Stated task: Skip the pictures and repeat each line of the data exactly.
** Start of Task data **
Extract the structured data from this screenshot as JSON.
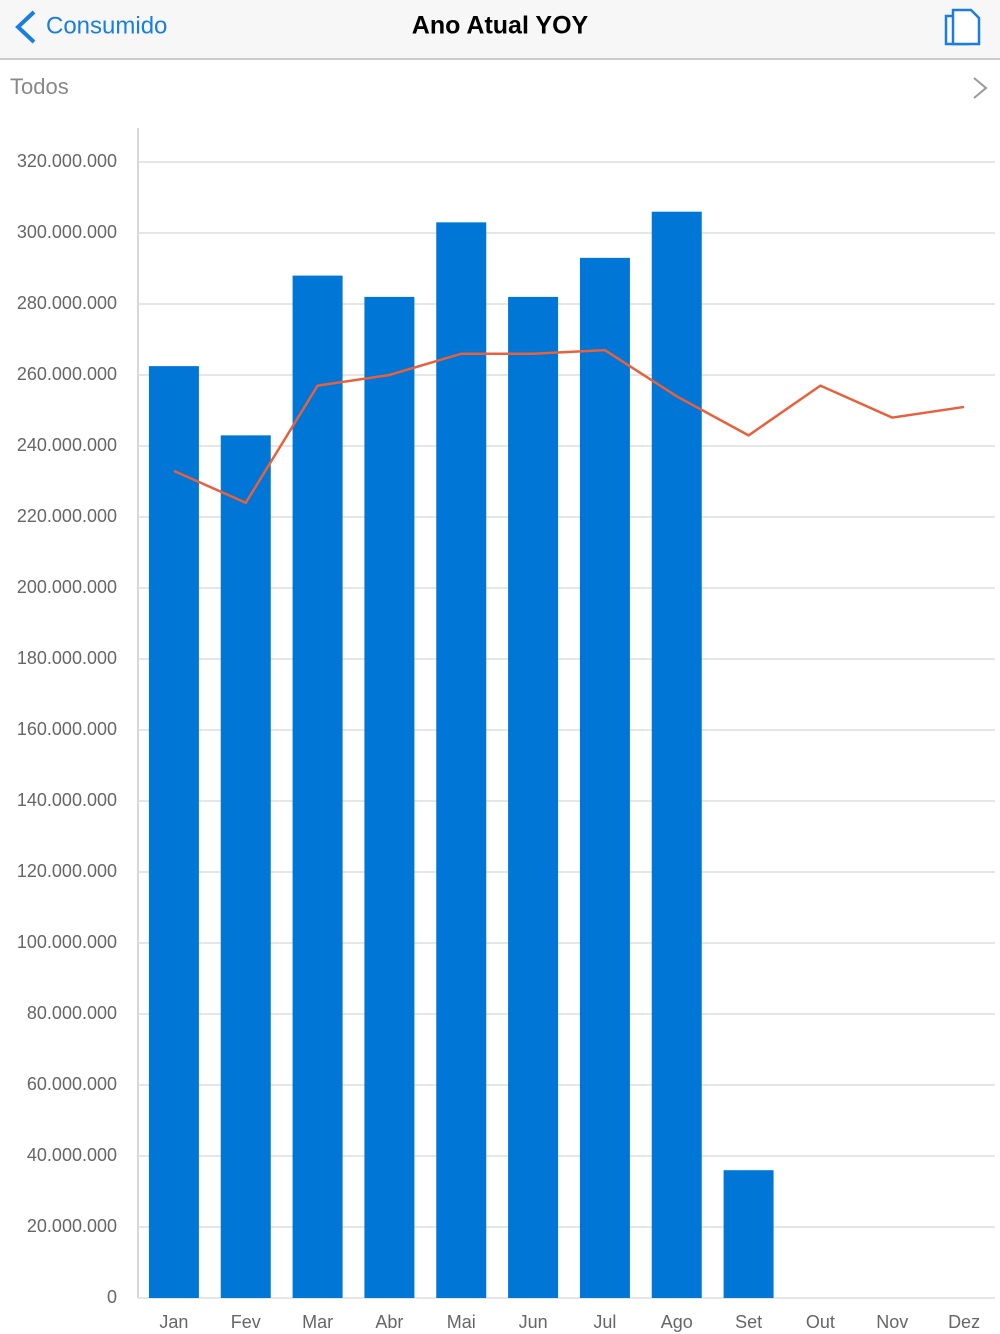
{
  "header": {
    "back": "Consumido",
    "title": "Ano Atual YOY"
  },
  "filter": {
    "label": "Todos"
  },
  "chart_data": {
    "type": "bar",
    "categories": [
      "Jan",
      "Fev",
      "Mar",
      "Abr",
      "Mai",
      "Jun",
      "Jul",
      "Ago",
      "Set",
      "Out",
      "Nov",
      "Dez"
    ],
    "series": [
      {
        "type": "bar",
        "color": "#0076d6",
        "values": [
          262500000,
          243000000,
          288000000,
          282000000,
          303000000,
          282000000,
          293000000,
          306000000,
          36000000,
          null,
          null,
          null
        ]
      },
      {
        "type": "line",
        "color": "#e8603c",
        "values": [
          233000000,
          224000000,
          257000000,
          260000000,
          266000000,
          266000000,
          267000000,
          254000000,
          243000000,
          257000000,
          248000000,
          251000000
        ]
      }
    ],
    "ylim": [
      0,
      320000000
    ],
    "yticks": [
      0,
      {
        "value": 20000000,
        "label": "20.000.000"
      },
      {
        "value": 40000000,
        "label": "40.000.000"
      },
      {
        "value": 60000000,
        "label": "60.000.000"
      },
      {
        "value": 80000000,
        "label": "80.000.000"
      },
      {
        "value": 100000000,
        "label": "100.000.000"
      },
      {
        "value": 120000000,
        "label": "120.000.000"
      },
      {
        "value": 140000000,
        "label": "140.000.000"
      },
      {
        "value": 160000000,
        "label": "160.000.000"
      },
      {
        "value": 180000000,
        "label": "180.000.000"
      },
      {
        "value": 200000000,
        "label": "200.000.000"
      },
      {
        "value": 220000000,
        "label": "220.000.000"
      },
      {
        "value": 240000000,
        "label": "240.000.000"
      },
      {
        "value": 260000000,
        "label": "260.000.000"
      },
      {
        "value": 280000000,
        "label": "280.000.000"
      },
      {
        "value": 300000000,
        "label": "300.000.000"
      },
      {
        "value": 320000000,
        "label": "320.000.000"
      }
    ],
    "grid": true
  }
}
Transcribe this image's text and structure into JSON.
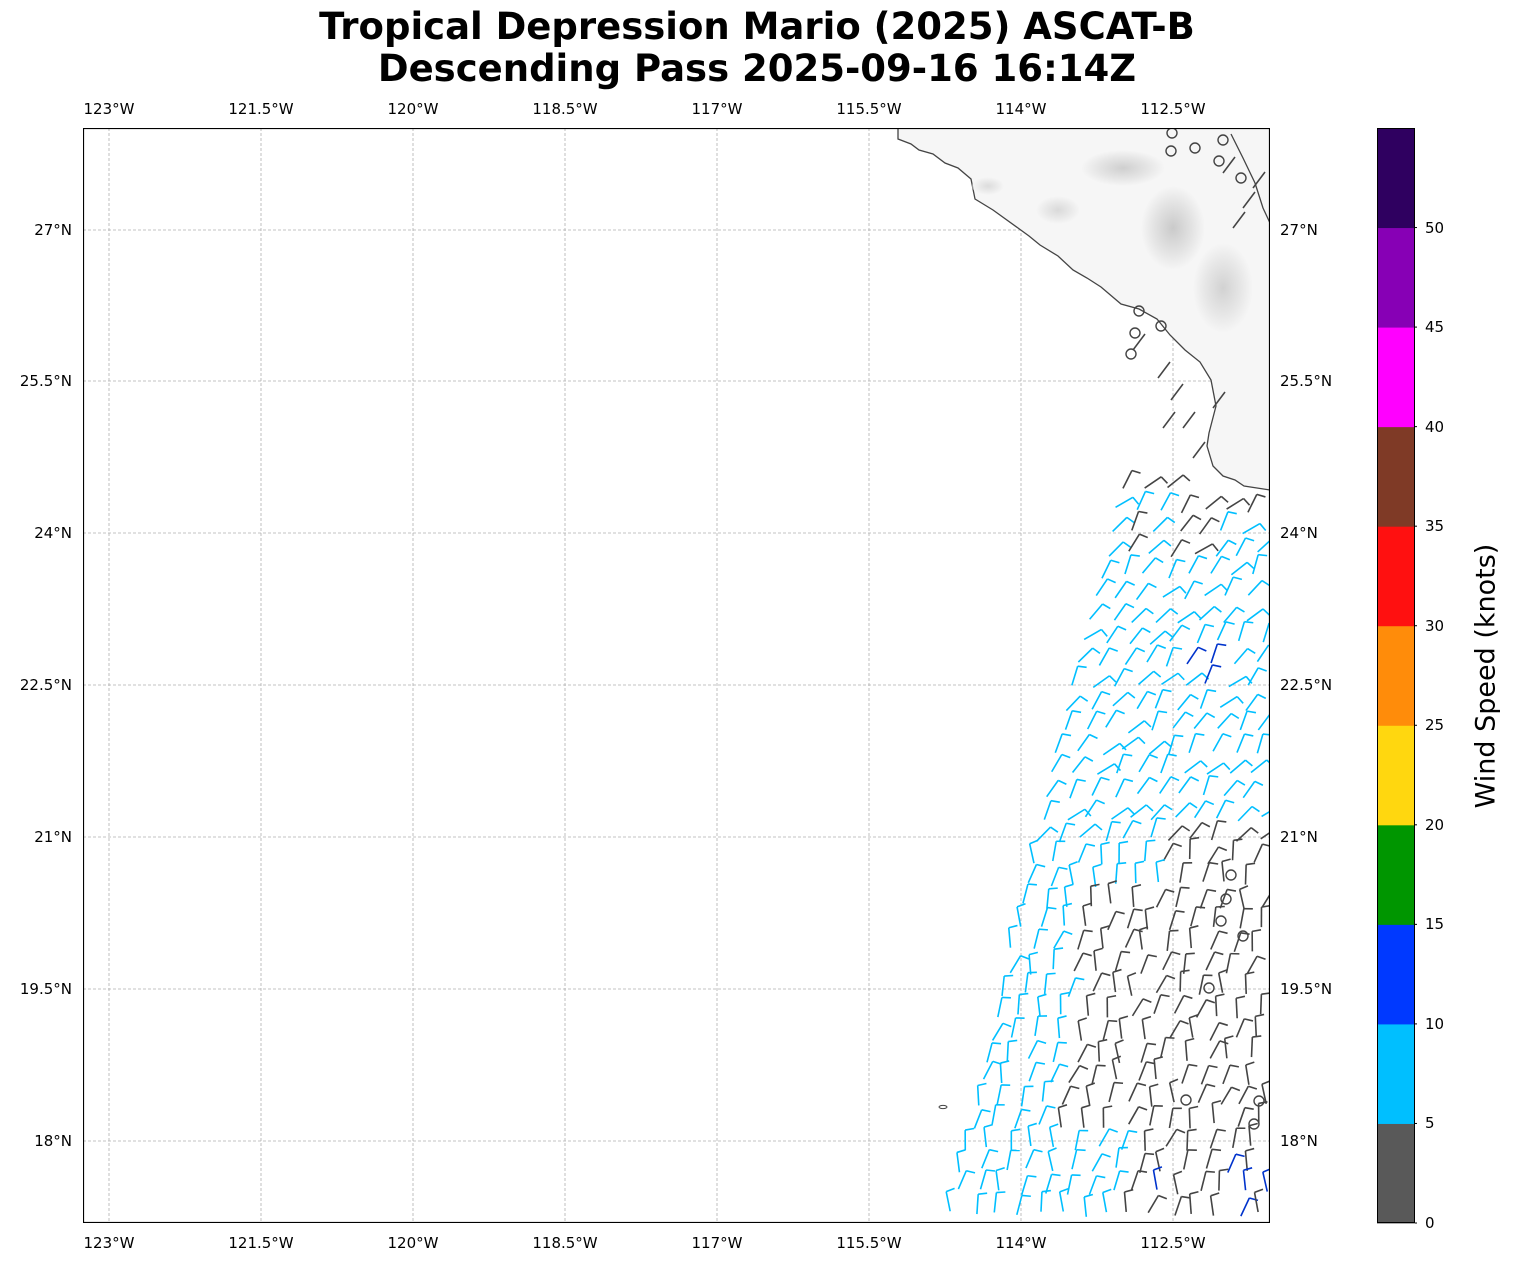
** End of Task data **
Written response:
Extract the structured data from this screenshot as JSON.
{
  "header": {
    "back": "Consumido",
    "title": "Ano Atual YOY"
  },
  "filter": {
    "label": "Todos"
  },
  "chart_data": {
    "type": "bar",
    "categories": [
      "Jan",
      "Fev",
      "Mar",
      "Abr",
      "Mai",
      "Jun",
      "Jul",
      "Ago",
      "Set",
      "Out",
      "Nov",
      "Dez"
    ],
    "series": [
      {
        "type": "bar",
        "color": "#0076d6",
        "values": [
          262500000,
          243000000,
          288000000,
          282000000,
          303000000,
          282000000,
          293000000,
          306000000,
          36000000,
          null,
          null,
          null
        ]
      },
      {
        "type": "line",
        "color": "#e8603c",
        "values": [
          233000000,
          224000000,
          257000000,
          260000000,
          266000000,
          266000000,
          267000000,
          254000000,
          243000000,
          257000000,
          248000000,
          251000000
        ]
      }
    ],
    "ylim": [
      0,
      320000000
    ],
    "yticks": [
      0,
      {
        "value": 20000000,
        "label": "20.000.000"
      },
      {
        "value": 40000000,
        "label": "40.000.000"
      },
      {
        "value": 60000000,
        "label": "60.000.000"
      },
      {
        "value": 80000000,
        "label": "80.000.000"
      },
      {
        "value": 100000000,
        "label": "100.000.000"
      },
      {
        "value": 120000000,
        "label": "120.000.000"
      },
      {
        "value": 140000000,
        "label": "140.000.000"
      },
      {
        "value": 160000000,
        "label": "160.000.000"
      },
      {
        "value": 180000000,
        "label": "180.000.000"
      },
      {
        "value": 200000000,
        "label": "200.000.000"
      },
      {
        "value": 220000000,
        "label": "220.000.000"
      },
      {
        "value": 240000000,
        "label": "240.000.000"
      },
      {
        "value": 260000000,
        "label": "260.000.000"
      },
      {
        "value": 280000000,
        "label": "280.000.000"
      },
      {
        "value": 300000000,
        "label": "300.000.000"
      },
      {
        "value": 320000000,
        "label": "320.000.000"
      }
    ],
    "grid": true
  }
}
Transcribe this image's text and structure into JSON.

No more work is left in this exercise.